**What is asked:** From the entries that follow, list every line in which the string "help" appears.

**Dataset extract:**
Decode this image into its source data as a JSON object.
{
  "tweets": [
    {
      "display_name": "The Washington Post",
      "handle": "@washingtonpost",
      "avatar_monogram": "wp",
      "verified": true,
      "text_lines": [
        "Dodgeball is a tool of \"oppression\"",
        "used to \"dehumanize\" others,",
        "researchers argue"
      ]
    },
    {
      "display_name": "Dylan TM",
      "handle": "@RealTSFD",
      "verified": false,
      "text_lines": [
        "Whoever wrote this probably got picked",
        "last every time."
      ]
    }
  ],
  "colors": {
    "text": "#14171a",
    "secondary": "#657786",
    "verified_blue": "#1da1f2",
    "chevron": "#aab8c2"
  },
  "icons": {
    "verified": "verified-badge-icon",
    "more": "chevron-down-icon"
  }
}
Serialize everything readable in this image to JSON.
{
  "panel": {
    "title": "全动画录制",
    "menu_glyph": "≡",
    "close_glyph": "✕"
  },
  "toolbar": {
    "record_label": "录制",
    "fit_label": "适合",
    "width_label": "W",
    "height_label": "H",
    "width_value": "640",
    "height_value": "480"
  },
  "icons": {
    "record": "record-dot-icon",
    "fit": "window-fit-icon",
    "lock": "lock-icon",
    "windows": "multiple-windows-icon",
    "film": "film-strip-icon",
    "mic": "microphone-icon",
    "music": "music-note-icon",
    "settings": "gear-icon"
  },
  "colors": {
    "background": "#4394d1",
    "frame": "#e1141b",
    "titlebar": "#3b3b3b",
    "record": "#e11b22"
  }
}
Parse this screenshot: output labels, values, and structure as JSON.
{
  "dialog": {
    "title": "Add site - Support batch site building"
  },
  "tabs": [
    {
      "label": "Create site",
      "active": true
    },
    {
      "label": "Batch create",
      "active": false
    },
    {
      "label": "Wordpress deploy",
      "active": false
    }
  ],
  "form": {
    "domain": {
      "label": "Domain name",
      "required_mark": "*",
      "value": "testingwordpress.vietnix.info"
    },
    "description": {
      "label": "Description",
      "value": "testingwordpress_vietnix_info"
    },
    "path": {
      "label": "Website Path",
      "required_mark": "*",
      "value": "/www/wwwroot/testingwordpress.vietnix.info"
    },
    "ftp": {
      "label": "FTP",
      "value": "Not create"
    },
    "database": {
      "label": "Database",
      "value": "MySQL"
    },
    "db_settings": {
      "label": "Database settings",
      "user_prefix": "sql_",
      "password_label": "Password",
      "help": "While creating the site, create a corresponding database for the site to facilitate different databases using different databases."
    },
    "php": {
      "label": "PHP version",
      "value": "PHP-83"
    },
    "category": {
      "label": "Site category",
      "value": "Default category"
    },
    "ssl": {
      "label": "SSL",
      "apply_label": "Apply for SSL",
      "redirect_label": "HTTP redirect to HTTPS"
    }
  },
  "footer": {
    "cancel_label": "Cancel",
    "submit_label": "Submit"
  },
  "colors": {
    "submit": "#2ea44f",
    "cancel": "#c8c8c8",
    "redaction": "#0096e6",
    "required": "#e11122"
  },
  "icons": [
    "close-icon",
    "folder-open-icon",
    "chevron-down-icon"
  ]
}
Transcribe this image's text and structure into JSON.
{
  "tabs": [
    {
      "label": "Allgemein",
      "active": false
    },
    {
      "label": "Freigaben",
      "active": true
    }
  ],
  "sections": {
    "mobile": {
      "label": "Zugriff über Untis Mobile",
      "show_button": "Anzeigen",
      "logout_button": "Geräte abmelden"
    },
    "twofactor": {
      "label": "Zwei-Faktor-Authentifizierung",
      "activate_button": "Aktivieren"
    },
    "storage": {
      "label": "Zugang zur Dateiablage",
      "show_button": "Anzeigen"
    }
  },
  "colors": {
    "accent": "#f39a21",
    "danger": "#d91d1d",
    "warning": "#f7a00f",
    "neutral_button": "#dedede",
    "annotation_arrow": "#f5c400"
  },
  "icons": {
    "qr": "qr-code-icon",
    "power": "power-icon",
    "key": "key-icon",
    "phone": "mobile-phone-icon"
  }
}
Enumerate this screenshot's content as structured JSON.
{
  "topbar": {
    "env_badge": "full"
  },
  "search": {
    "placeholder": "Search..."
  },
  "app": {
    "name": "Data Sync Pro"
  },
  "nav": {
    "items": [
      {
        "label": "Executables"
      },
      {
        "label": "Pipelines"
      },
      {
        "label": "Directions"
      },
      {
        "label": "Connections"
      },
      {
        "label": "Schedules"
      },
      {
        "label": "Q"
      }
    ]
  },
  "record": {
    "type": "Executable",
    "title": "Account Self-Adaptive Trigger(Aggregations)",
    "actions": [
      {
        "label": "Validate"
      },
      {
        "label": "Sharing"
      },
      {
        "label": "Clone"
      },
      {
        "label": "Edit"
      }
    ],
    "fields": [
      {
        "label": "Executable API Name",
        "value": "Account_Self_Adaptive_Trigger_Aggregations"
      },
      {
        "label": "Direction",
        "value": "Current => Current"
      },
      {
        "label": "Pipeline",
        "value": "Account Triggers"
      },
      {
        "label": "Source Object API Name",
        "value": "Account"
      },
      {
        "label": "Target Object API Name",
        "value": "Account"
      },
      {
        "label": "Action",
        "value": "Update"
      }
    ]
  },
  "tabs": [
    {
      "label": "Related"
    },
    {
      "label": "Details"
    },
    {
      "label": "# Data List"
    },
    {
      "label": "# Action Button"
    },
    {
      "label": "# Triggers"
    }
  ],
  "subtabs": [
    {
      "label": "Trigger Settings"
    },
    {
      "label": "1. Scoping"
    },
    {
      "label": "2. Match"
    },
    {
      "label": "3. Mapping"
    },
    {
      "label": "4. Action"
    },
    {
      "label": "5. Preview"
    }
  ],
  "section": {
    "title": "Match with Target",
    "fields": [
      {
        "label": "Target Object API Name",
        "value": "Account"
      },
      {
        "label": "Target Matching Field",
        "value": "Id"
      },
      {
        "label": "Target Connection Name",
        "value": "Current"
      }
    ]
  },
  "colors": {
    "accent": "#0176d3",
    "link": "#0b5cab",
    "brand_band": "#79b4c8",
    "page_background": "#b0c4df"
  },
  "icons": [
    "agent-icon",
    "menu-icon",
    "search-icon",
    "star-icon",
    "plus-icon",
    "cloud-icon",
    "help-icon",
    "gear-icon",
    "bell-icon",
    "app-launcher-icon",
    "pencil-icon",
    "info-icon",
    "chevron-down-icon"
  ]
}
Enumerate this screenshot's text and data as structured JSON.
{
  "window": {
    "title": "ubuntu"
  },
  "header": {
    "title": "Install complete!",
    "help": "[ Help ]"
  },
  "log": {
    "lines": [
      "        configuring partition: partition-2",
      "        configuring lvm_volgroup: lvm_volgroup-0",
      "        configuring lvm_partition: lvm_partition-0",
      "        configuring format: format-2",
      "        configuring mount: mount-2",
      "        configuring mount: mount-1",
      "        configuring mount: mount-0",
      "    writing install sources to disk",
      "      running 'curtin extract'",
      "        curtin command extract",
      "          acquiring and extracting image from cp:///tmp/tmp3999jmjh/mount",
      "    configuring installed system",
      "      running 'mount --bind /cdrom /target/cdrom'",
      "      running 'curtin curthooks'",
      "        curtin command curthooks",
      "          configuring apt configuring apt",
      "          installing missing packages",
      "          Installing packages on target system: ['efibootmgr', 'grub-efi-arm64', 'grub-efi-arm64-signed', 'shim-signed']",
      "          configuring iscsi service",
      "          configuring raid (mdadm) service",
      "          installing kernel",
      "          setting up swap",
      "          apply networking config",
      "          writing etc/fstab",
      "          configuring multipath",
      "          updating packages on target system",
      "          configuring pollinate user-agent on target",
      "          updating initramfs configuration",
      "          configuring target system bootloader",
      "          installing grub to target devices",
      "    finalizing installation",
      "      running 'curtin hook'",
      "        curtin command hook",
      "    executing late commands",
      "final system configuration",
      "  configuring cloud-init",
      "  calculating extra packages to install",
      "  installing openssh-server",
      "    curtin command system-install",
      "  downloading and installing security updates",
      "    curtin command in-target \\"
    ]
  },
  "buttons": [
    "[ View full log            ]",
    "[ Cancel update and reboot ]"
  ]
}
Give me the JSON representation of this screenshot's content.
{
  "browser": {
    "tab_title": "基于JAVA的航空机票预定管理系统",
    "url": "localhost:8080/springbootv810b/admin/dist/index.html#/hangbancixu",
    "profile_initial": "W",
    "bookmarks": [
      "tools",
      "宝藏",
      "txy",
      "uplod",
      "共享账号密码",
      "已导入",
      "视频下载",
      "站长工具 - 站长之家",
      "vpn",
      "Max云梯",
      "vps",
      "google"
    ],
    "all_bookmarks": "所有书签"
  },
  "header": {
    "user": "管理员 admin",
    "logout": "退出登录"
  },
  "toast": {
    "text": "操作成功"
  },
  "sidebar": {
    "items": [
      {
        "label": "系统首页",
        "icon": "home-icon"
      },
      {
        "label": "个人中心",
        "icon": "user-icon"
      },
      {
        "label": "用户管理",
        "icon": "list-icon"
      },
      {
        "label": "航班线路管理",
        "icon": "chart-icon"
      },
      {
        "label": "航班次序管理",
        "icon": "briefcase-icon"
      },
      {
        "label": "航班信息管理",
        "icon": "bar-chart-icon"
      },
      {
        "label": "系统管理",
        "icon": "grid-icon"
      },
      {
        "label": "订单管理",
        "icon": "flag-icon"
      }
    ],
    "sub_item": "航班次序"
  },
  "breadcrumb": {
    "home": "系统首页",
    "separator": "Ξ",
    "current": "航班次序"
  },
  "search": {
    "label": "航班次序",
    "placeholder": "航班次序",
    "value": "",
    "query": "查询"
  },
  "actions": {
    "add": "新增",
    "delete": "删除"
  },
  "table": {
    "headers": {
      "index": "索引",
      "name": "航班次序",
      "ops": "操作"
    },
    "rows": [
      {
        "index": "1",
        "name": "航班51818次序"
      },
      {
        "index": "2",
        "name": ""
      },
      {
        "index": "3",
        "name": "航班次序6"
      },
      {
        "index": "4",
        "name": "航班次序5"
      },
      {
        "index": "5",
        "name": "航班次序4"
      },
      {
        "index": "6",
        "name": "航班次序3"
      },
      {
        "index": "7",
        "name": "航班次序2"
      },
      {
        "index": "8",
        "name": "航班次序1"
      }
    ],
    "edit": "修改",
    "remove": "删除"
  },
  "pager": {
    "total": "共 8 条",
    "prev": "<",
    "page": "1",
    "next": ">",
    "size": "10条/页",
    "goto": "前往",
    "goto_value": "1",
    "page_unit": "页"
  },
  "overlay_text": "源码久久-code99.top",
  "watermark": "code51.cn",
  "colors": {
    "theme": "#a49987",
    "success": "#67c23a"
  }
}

**Finished answer:**
      "help": "While creating the site, create a corresponding database for the site to facilitate different databases using different databases."
    "help-icon",
    "help": "[ Help ]"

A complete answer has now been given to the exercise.